» Provided entries
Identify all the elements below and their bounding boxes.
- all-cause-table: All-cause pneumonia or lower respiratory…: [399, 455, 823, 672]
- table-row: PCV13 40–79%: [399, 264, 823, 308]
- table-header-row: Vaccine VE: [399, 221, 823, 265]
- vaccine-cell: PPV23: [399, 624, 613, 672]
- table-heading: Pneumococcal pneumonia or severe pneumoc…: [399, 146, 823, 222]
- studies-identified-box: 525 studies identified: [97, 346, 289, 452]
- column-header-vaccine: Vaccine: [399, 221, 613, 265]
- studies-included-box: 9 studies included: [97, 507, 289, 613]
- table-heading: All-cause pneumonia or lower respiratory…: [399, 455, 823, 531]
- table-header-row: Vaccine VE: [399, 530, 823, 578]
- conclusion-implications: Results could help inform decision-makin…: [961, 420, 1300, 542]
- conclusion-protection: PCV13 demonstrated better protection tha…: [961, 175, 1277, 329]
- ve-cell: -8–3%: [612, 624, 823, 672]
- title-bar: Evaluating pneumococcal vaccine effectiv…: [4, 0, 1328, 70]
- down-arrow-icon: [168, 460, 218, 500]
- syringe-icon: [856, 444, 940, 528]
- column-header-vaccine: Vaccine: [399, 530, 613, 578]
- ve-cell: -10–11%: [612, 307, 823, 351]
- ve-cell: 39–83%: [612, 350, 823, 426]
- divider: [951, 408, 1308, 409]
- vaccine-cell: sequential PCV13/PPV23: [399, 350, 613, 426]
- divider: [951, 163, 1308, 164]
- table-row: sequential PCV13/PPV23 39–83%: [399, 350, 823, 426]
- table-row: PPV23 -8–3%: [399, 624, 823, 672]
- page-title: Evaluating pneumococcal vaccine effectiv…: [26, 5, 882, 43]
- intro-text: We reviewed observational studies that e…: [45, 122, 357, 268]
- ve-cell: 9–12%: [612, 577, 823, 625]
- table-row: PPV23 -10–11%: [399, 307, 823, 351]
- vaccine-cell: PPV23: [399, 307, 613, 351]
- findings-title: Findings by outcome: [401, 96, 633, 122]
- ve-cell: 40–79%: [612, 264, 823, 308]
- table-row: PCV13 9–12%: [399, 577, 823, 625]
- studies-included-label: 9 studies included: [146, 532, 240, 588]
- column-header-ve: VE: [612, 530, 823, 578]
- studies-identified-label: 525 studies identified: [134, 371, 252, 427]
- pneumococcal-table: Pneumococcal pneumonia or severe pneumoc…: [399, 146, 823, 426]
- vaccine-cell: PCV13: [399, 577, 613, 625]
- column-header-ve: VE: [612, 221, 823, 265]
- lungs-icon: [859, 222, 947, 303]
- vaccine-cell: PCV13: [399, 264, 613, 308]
==
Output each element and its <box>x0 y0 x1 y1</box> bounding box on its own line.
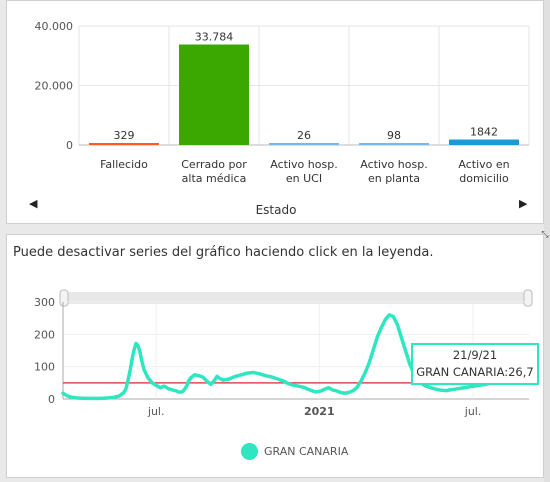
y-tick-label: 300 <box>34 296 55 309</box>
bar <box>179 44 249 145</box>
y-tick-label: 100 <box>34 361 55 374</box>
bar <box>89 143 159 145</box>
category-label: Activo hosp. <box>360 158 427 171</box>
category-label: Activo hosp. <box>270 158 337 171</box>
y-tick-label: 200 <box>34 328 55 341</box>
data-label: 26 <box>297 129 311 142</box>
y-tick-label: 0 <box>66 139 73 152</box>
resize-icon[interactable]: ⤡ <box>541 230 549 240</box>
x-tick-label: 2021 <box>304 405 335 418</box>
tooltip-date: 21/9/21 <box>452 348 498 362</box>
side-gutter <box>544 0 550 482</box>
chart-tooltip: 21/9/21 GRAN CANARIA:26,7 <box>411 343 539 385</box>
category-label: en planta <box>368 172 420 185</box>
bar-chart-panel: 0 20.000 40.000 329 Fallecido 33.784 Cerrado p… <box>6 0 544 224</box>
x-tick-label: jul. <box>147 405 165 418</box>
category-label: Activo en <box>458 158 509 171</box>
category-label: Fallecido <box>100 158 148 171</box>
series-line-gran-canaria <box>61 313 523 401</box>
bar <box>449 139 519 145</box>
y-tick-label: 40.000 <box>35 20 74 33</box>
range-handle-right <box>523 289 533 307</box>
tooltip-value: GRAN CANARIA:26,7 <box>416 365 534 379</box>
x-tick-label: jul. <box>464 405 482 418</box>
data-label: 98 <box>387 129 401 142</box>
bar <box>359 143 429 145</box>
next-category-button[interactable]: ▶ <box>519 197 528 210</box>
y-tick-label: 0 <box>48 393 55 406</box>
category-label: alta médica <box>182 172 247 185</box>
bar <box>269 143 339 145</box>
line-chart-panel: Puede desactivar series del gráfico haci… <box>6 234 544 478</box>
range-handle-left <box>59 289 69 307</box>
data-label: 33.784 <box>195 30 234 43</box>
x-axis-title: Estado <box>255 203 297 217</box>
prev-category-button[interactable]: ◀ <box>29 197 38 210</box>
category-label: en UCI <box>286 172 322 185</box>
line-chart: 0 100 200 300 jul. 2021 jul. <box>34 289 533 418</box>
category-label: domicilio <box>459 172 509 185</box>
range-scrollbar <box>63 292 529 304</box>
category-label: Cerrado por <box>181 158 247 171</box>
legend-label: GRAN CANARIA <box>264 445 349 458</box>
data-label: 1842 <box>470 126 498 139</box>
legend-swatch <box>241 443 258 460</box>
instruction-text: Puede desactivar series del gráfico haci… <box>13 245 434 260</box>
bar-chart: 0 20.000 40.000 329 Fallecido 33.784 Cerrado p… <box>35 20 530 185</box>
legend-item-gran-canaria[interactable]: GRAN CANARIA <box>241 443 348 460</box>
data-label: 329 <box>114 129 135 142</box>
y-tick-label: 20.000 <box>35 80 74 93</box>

» To be done
Return the listing lines from the one containing "y-tick-label: 300 <box>34 296 55 309</box>" through the one containing "x-tick-label: jul. <box>147 405 165 418</box>", inclusive, copied character for character.

» Correct response
y-tick-label: 300 <box>34 296 55 309</box>
bar <box>179 44 249 145</box>
y-tick-label: 100 <box>34 361 55 374</box>
bar <box>89 143 159 145</box>
category-label: Activo hosp. <box>360 158 427 171</box>
category-label: Activo hosp. <box>270 158 337 171</box>
y-tick-label: 200 <box>34 328 55 341</box>
data-label: 26 <box>297 129 311 142</box>
y-tick-label: 0 <box>66 139 73 152</box>
resize-icon[interactable]: ⤡ <box>541 230 549 240</box>
x-tick-label: 2021 <box>304 405 335 418</box>
tooltip-date: 21/9/21 <box>452 348 498 362</box>
side-gutter <box>544 0 550 482</box>
chart-tooltip: 21/9/21 GRAN CANARIA:26,7 <box>411 343 539 385</box>
category-label: en planta <box>368 172 420 185</box>
bar-chart-panel: 0 20.000 40.000 329 Fallecido 33.784 Cerrado p… <box>6 0 544 224</box>
x-tick-label: jul. <box>147 405 165 418</box>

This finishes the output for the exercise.